What you should do:
Every line of the material below must be repeated exactly.

Information provided:
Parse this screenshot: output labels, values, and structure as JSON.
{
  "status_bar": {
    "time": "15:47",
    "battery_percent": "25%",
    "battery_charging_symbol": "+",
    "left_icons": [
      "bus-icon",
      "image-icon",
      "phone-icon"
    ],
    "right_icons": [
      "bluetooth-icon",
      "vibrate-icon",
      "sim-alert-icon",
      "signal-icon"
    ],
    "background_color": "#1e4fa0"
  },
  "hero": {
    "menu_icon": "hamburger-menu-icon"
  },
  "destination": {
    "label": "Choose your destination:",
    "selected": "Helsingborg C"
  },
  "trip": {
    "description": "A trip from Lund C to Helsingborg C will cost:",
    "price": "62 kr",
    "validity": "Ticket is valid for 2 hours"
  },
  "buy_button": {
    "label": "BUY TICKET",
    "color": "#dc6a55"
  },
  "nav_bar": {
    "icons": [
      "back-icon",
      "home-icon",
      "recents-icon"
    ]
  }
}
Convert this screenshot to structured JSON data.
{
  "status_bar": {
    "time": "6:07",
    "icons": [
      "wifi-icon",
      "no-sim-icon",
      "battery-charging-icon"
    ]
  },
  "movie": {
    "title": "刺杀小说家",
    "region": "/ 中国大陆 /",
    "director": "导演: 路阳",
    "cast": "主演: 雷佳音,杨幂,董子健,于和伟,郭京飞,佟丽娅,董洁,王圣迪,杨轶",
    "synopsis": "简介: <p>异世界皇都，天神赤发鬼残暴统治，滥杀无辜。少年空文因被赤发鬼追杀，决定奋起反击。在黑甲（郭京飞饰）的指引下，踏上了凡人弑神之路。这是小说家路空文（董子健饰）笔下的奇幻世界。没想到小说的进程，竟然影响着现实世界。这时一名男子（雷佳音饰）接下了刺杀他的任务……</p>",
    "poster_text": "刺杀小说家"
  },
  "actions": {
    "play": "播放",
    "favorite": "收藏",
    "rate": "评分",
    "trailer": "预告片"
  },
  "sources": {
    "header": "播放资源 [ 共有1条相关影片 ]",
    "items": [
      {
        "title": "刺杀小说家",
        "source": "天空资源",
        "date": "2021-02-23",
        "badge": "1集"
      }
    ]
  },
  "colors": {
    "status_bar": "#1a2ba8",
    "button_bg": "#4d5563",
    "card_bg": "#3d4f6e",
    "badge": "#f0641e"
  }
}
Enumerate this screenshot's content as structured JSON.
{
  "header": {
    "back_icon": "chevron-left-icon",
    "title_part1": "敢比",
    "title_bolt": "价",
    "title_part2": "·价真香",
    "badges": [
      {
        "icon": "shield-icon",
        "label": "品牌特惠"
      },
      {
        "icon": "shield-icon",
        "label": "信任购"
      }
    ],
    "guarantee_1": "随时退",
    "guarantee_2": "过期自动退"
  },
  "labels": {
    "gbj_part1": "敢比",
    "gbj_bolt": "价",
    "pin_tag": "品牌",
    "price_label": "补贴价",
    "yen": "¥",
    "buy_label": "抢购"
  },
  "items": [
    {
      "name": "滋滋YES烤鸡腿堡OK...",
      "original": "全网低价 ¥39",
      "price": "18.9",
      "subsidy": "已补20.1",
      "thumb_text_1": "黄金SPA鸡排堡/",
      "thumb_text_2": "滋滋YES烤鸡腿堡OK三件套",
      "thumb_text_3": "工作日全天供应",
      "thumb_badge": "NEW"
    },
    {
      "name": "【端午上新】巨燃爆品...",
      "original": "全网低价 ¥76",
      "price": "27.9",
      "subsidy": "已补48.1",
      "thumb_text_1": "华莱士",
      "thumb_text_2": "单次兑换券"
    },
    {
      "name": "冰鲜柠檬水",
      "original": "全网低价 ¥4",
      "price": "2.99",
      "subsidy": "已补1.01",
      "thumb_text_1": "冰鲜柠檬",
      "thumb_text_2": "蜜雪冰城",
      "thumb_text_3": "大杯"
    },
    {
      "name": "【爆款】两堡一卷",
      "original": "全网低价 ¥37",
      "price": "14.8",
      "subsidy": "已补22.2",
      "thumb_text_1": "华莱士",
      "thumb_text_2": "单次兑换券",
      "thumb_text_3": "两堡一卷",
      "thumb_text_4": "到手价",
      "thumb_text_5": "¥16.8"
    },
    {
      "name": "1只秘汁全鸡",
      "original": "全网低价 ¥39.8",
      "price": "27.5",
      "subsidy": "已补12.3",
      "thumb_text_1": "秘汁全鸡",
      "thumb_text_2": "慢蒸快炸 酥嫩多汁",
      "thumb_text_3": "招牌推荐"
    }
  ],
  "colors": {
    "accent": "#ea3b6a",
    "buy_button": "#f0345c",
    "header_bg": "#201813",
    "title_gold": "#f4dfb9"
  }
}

The completed task:
Parse this screenshot: output labels, values, and structure as JSON.
{
  "status_bar": {
    "time": "15:47",
    "battery_percent": "25%",
    "battery_charging_symbol": "+",
    "left_icons": [
      "bus-icon",
      "image-icon",
      "phone-icon"
    ],
    "right_icons": [
      "bluetooth-icon",
      "vibrate-icon",
      "sim-alert-icon",
      "signal-icon"
    ],
    "background_color": "#1e4fa0"
  },
  "hero": {
    "menu_icon": "hamburger-menu-icon"
  },
  "destination": {
    "label": "Choose your destination:",
    "selected": "Helsingborg C"
  },
  "trip": {
    "description": "A trip from Lund C to Helsingborg C will cost:",
    "price": "62 kr",
    "validity": "Ticket is valid for 2 hours"
  },
  "buy_button": {
    "label": "BUY TICKET",
    "color": "#dc6a55"
  },
  "nav_bar": {
    "icons": [
      "back-icon",
      "home-icon",
      "recents-icon"
    ]
  }
}
Convert this screenshot to structured JSON data.
{
  "status_bar": {
    "time": "6:07",
    "icons": [
      "wifi-icon",
      "no-sim-icon",
      "battery-charging-icon"
    ]
  },
  "movie": {
    "title": "刺杀小说家",
    "region": "/ 中国大陆 /",
    "director": "导演: 路阳",
    "cast": "主演: 雷佳音,杨幂,董子健,于和伟,郭京飞,佟丽娅,董洁,王圣迪,杨轶",
    "synopsis": "简介: <p>异世界皇都，天神赤发鬼残暴统治，滥杀无辜。少年空文因被赤发鬼追杀，决定奋起反击。在黑甲（郭京飞饰）的指引下，踏上了凡人弑神之路。这是小说家路空文（董子健饰）笔下的奇幻世界。没想到小说的进程，竟然影响着现实世界。这时一名男子（雷佳音饰）接下了刺杀他的任务……</p>",
    "poster_text": "刺杀小说家"
  },
  "actions": {
    "play": "播放",
    "favorite": "收藏",
    "rate": "评分",
    "trailer": "预告片"
  },
  "sources": {
    "header": "播放资源 [ 共有1条相关影片 ]",
    "items": [
      {
        "title": "刺杀小说家",
        "source": "天空资源",
        "date": "2021-02-23",
        "badge": "1集"
      }
    ]
  },
  "colors": {
    "status_bar": "#1a2ba8",
    "button_bg": "#4d5563",
    "card_bg": "#3d4f6e",
    "badge": "#f0641e"
  }
}
Enumerate this screenshot's content as structured JSON.
{
  "header": {
    "back_icon": "chevron-left-icon",
    "title_part1": "敢比",
    "title_bolt": "价",
    "title_part2": "·价真香",
    "badges": [
      {
        "icon": "shield-icon",
        "label": "品牌特惠"
      },
      {
        "icon": "shield-icon",
        "label": "信任购"
      }
    ],
    "guarantee_1": "随时退",
    "guarantee_2": "过期自动退"
  },
  "labels": {
    "gbj_part1": "敢比",
    "gbj_bolt": "价",
    "pin_tag": "品牌",
    "price_label": "补贴价",
    "yen": "¥",
    "buy_label": "抢购"
  },
  "items": [
    {
      "name": "滋滋YES烤鸡腿堡OK...",
      "original": "全网低价 ¥39",
      "price": "18.9",
      "subsidy": "已补20.1",
      "thumb_text_1": "黄金SPA鸡排堡/",
      "thumb_text_2": "滋滋YES烤鸡腿堡OK三件套",
      "thumb_text_3": "工作日全天供应",
      "thumb_badge": "NEW"
    },
    {
      "name": "【端午上新】巨燃爆品...",
      "original": "全网低价 ¥76",
      "price": "27.9",
      "subsidy": "已补48.1",
      "thumb_text_1": "华莱士",
      "thumb_text_2": "单次兑换券"
    },
    {
      "name": "冰鲜柠檬水",
      "original": "全网低价 ¥4",
      "price": "2.99",
      "subsidy": "已补1.01",
      "thumb_text_1": "冰鲜柠檬",
      "thumb_text_2": "蜜雪冰城",
      "thumb_text_3": "大杯"
    },
    {
      "name": "【爆款】两堡一卷",
      "original": "全网低价 ¥37",
      "price": "14.8",
      "subsidy": "已补22.2",
      "thumb_text_1": "华莱士",
      "thumb_text_2": "单次兑换券",
      "thumb_text_3": "两堡一卷",
      "thumb_text_4": "到手价",
      "thumb_text_5": "¥16.8"
    },
    {
      "name": "1只秘汁全鸡",
      "original": "全网低价 ¥39.8",
      "price": "27.5",
      "subsidy": "已补12.3",
      "thumb_text_1": "秘汁全鸡",
      "thumb_text_2": "慢蒸快炸 酥嫩多汁",
      "thumb_text_3": "招牌推荐"
    }
  ],
  "colors": {
    "accent": "#ea3b6a",
    "buy_button": "#f0345c",
    "header_bg": "#201813",
    "title_gold": "#f4dfb9"
  }
}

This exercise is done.